Recorded data:

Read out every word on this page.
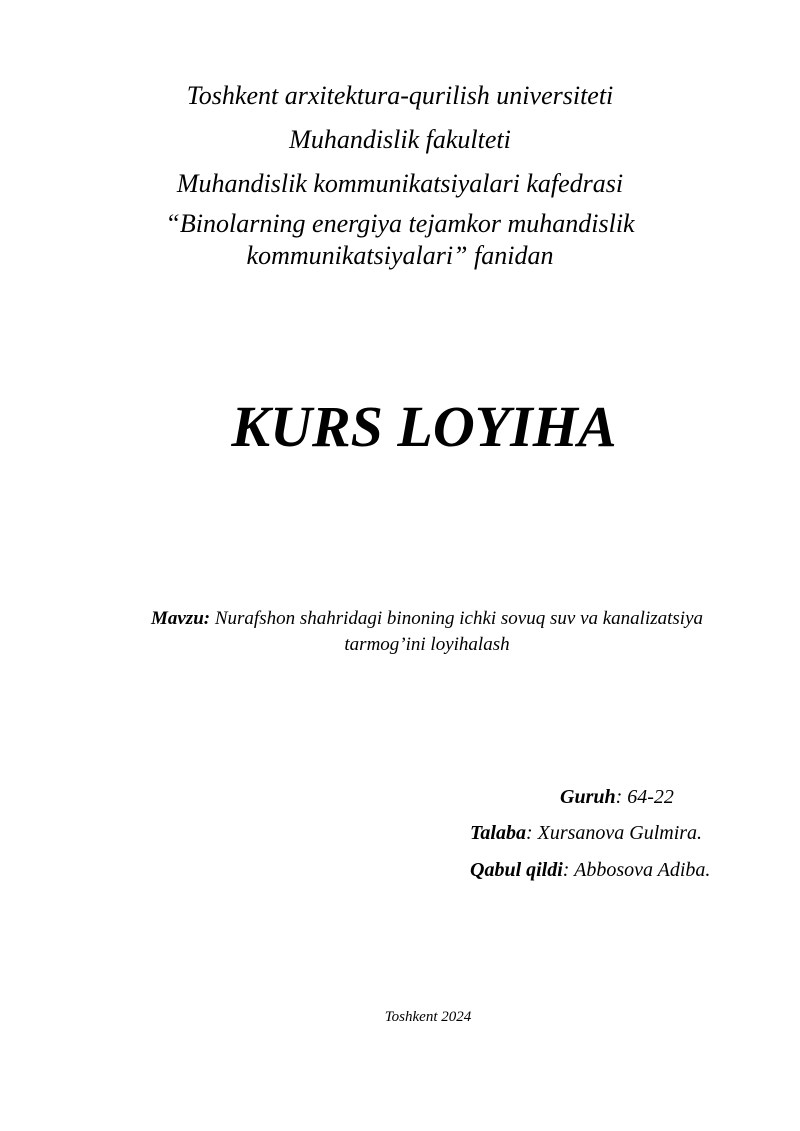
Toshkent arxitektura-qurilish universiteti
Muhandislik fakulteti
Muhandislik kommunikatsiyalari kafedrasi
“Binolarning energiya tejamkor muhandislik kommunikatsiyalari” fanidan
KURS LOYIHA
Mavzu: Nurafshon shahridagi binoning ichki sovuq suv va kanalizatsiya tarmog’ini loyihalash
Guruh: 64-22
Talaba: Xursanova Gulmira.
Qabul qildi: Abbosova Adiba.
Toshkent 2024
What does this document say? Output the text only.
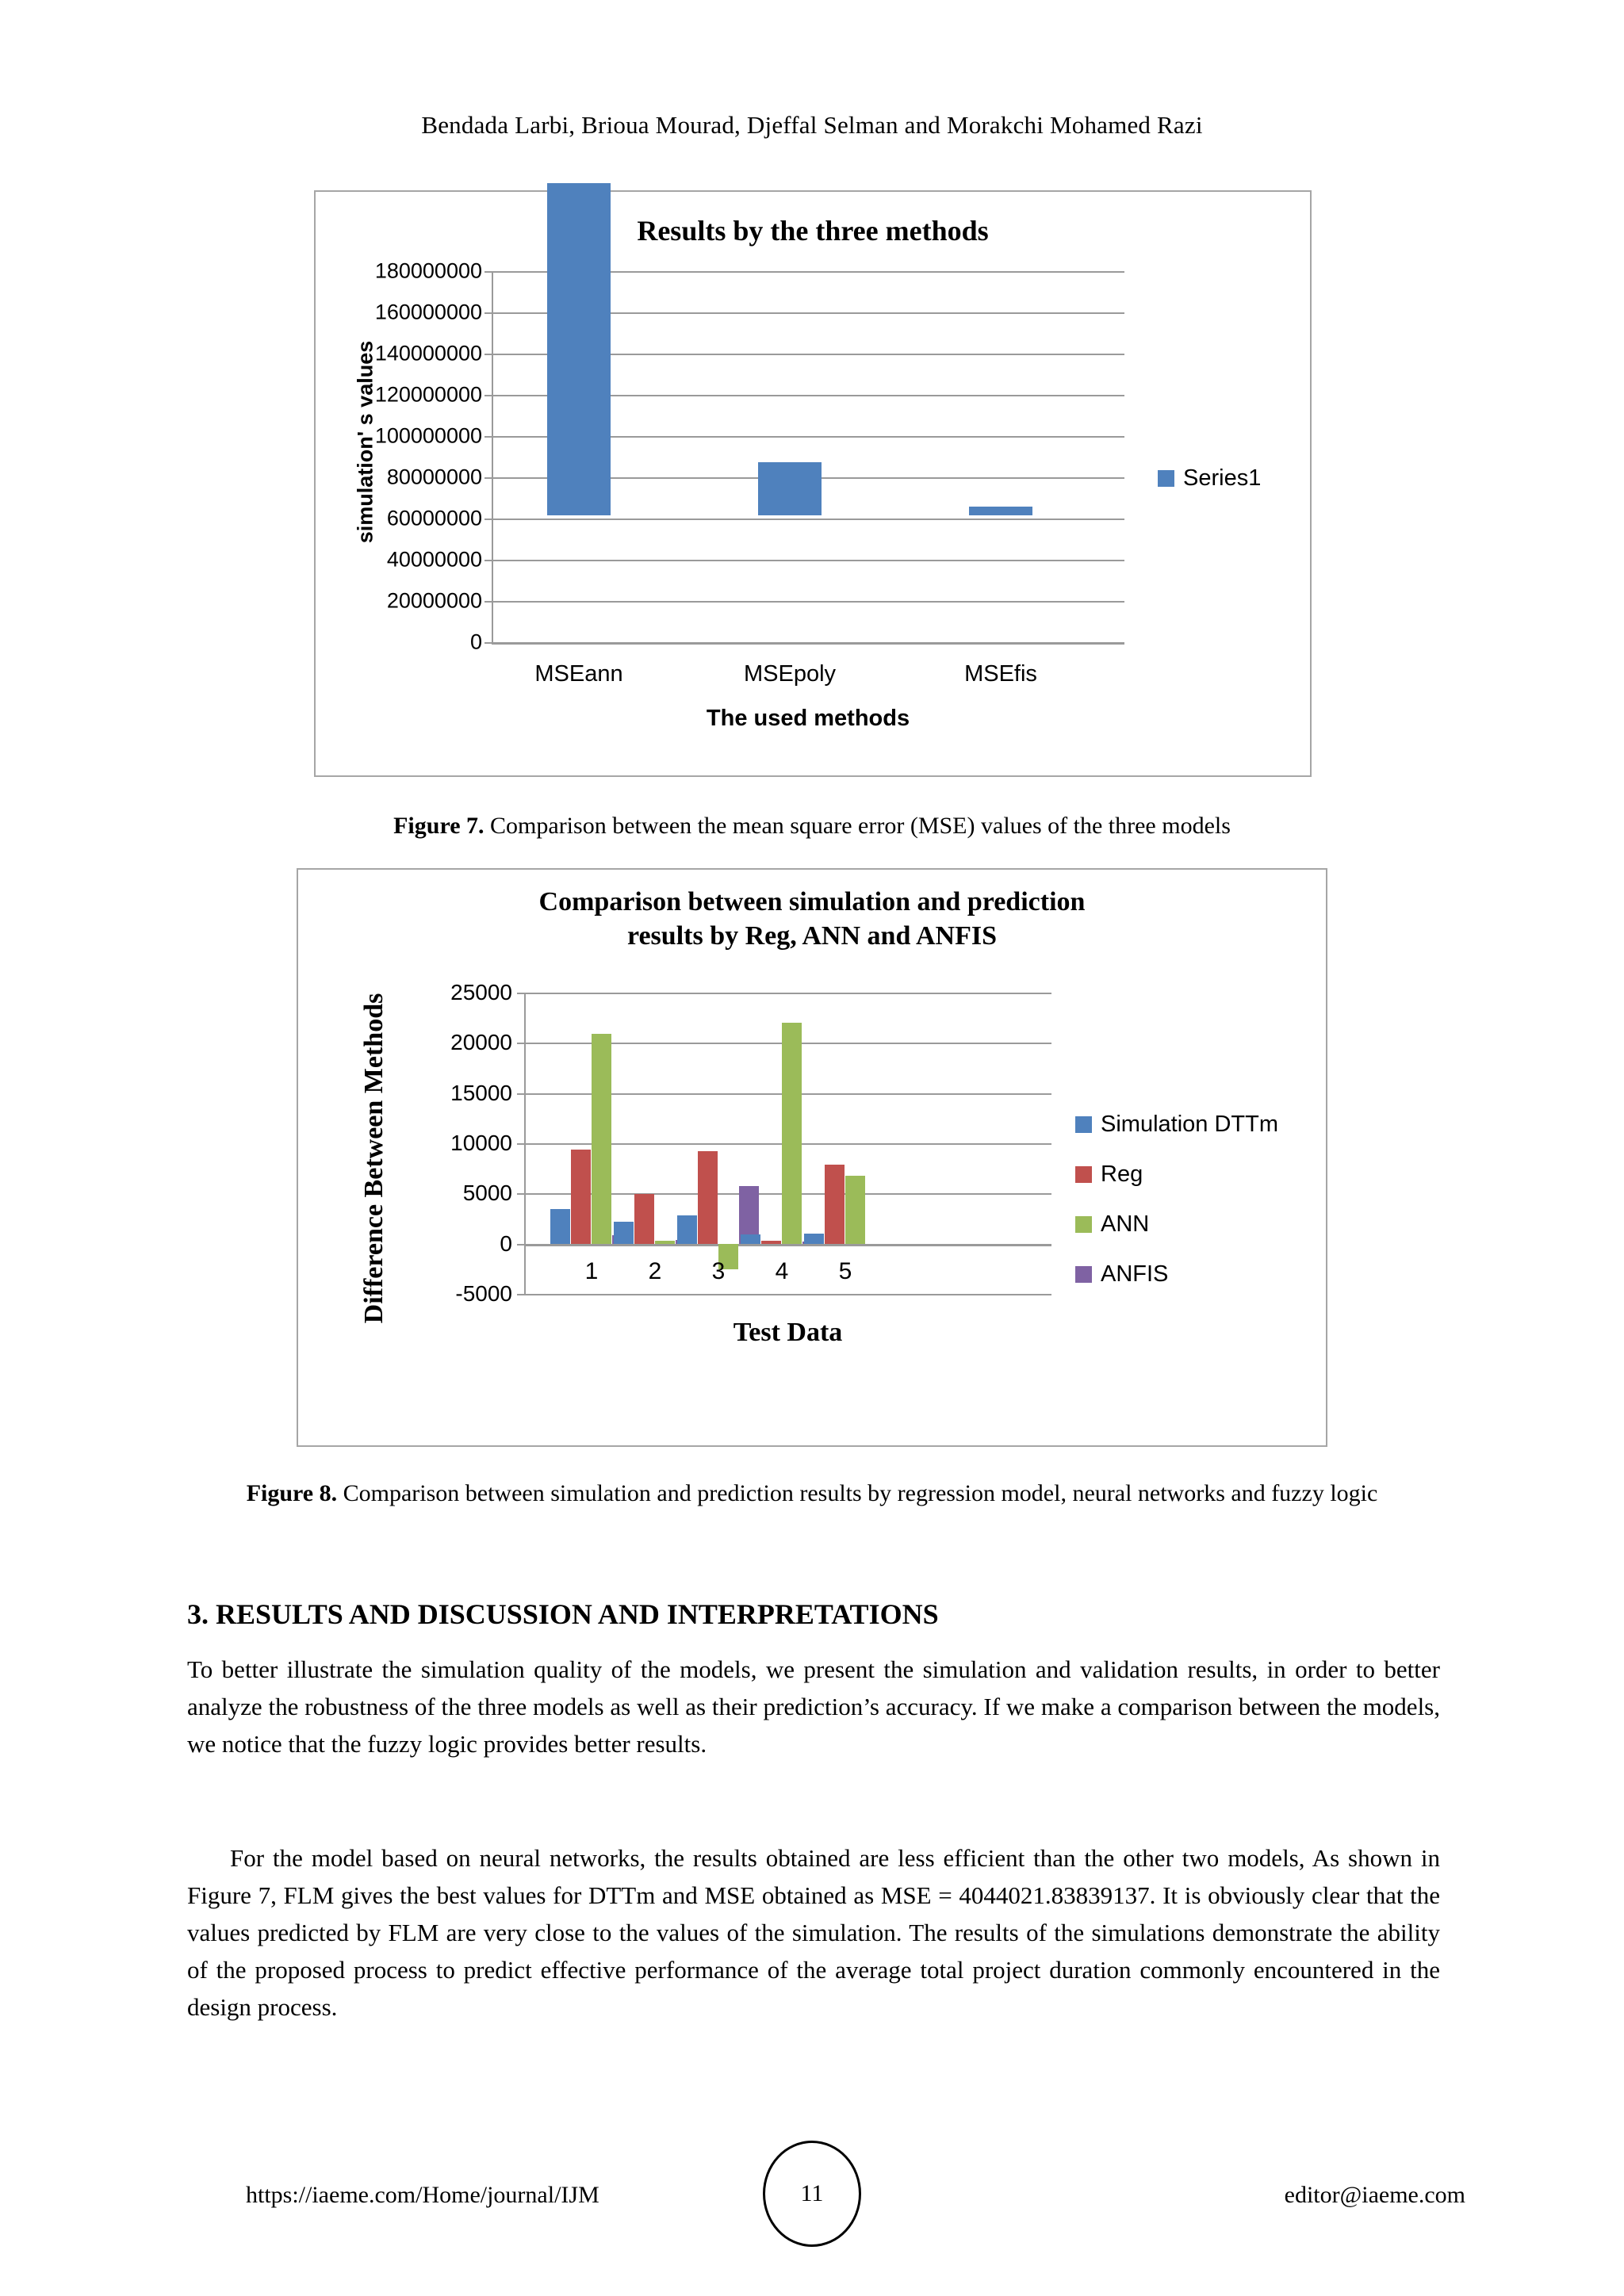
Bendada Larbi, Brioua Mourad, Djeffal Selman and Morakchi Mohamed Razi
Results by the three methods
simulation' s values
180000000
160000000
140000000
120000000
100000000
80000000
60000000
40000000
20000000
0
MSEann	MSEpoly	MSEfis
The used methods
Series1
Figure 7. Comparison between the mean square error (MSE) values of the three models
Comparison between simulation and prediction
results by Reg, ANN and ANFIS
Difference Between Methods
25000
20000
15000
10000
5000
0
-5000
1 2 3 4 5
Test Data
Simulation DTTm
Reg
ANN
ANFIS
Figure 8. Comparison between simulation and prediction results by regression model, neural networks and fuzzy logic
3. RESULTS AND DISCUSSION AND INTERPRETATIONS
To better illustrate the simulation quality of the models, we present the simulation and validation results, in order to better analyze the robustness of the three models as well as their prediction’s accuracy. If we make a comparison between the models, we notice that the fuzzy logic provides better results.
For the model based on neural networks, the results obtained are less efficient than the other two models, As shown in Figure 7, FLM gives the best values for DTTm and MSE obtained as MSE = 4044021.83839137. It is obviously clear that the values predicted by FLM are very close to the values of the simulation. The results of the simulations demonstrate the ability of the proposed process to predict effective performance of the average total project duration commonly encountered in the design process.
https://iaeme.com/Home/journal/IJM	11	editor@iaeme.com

▸ **What is asked**:
Without the pictures, write out the whole listing above exactly as it appears.

▸ **Result of the exercise**:
Read out every word on this page.
Toshkent arxitektura-qurilish universiteti
Muhandislik fakulteti
Muhandislik kommunikatsiyalari kafedrasi
“Binolarning energiya tejamkor muhandislik kommunikatsiyalari” fanidan
KURS LOYIHA
Mavzu: Nurafshon shahridagi binoning ichki sovuq suv va kanalizatsiya tarmog’ini loyihalash
Guruh: 64-22
Talaba: Xursanova Gulmira.
Qabul qildi: Abbosova Adiba.
Toshkent 2024
What does this document say? Output the text only.
Bendada Larbi, Brioua Mourad, Djeffal Selman and Morakchi Mohamed Razi
Results by the three methods
simulation' s values
180000000
160000000
140000000
120000000
100000000
80000000
60000000
40000000
20000000
0
MSEann	MSEpoly	MSEfis
The used methods
Series1
Figure 7. Comparison between the mean square error (MSE) values of the three models
Comparison between simulation and prediction
results by Reg, ANN and ANFIS
Difference Between Methods
25000
20000
15000
10000
5000
0
-5000
1 2 3 4 5
Test Data
Simulation DTTm
Reg
ANN
ANFIS
Figure 8. Comparison between simulation and prediction results by regression model, neural networks and fuzzy logic
3. RESULTS AND DISCUSSION AND INTERPRETATIONS
To better illustrate the simulation quality of the models, we present the simulation and validation results, in order to better analyze the robustness of the three models as well as their prediction’s accuracy. If we make a comparison between the models, we notice that the fuzzy logic provides better results.
For the model based on neural networks, the results obtained are less efficient than the other two models, As shown in Figure 7, FLM gives the best values for DTTm and MSE obtained as MSE = 4044021.83839137. It is obviously clear that the values predicted by FLM are very close to the values of the simulation. The results of the simulations demonstrate the ability of the proposed process to predict effective performance of the average total project duration commonly encountered in the design process.
https://iaeme.com/Home/journal/IJM	11	editor@iaeme.com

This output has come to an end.